** start of ENTRIES PROVIDED **
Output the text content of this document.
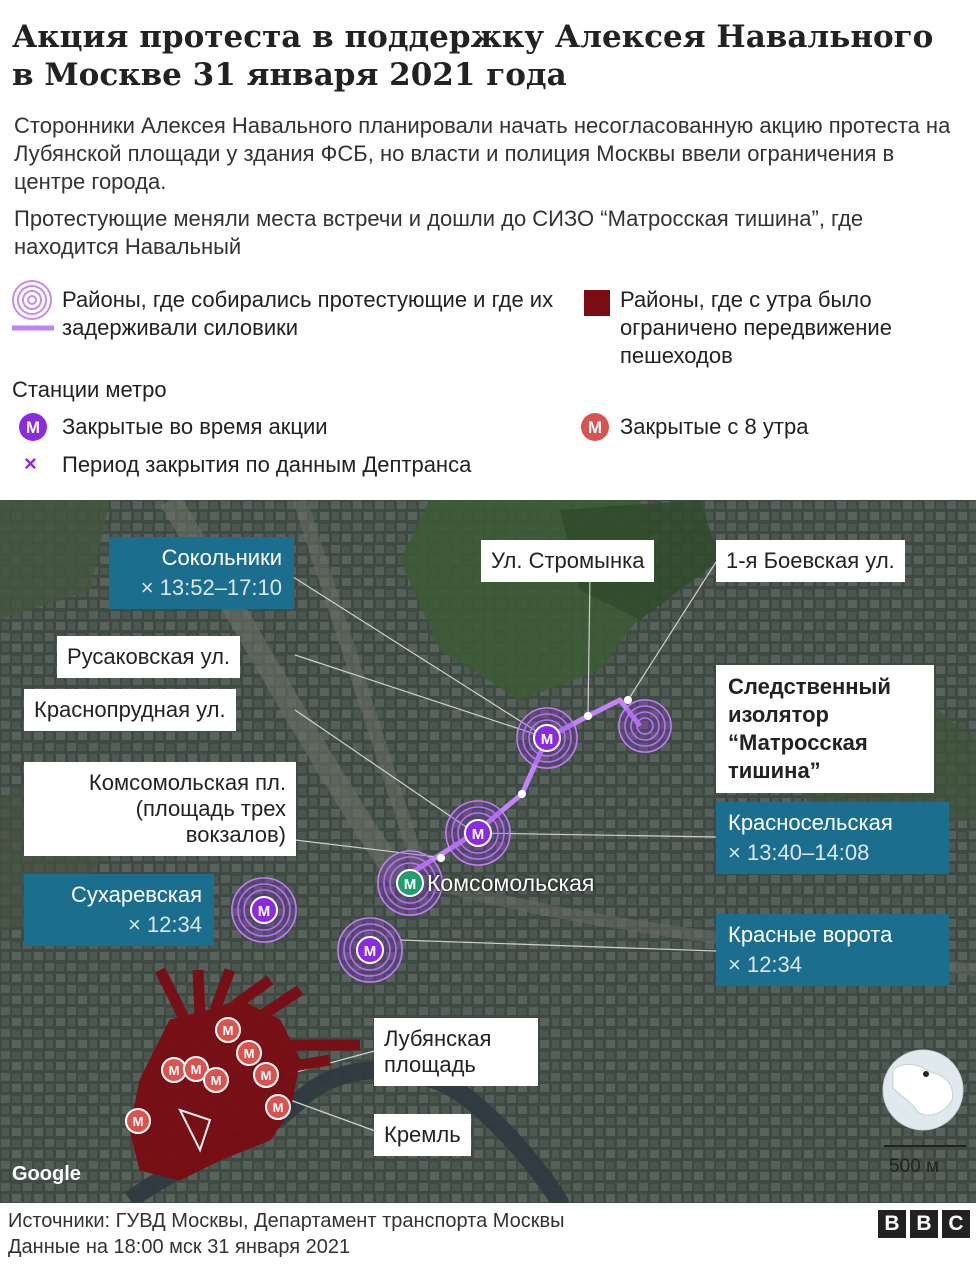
Акция протеста в поддержку Алексея Навального в Москве 31 января 2021 года
Сторонники Алексея Навального планировали начать несогласованную акцию протеста на Лубянской площади у здания ФСБ, но власти и полиция Москвы ввели ограничения в центре города.
Протестующие меняли места встречи и дошли до СИЗО “Матросская тишина”, где находится Навальный
Районы, где собирались протестующие и где их задерживали силовики
Районы, где с утра было ограничено передвижение пешеходов
Станции метро
M Закрытые во время акции	M Закрытые с 8 утра
× Период закрытия по данным Дептранса
M
M
M
M
M
M
M
M M
M	M
M
M
Ул. Стромынка	1-я Боевская ул.
Русаковская ул.
Краснопрудная ул.
Комсомольская пл. (площадь трех вокзалов)
Лубянская площадь
Кремль
Следственный изолятор “Матросская тишина”
Комсомольская
Сокольники
× 13:52–17:10
Красносельская
× 13:40–14:08
Сухаревская
× 12:34	Красные ворота
× 12:34
Google	500 м
Источники: ГУВД Москвы, Департамент транспорта Москвы
Данные на 18:00 мск 31 января 2021
B B C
** end of ENTRIES PROVIDED **
* _OBJECTIVE_
Out of the material above, select every line that holds the string "утра".

* _ANSWER TO THE TASK_
Районы, где с утра было ограничено передвижение пешеходов
M Закрытые во время акции	M Закрытые с 8 утра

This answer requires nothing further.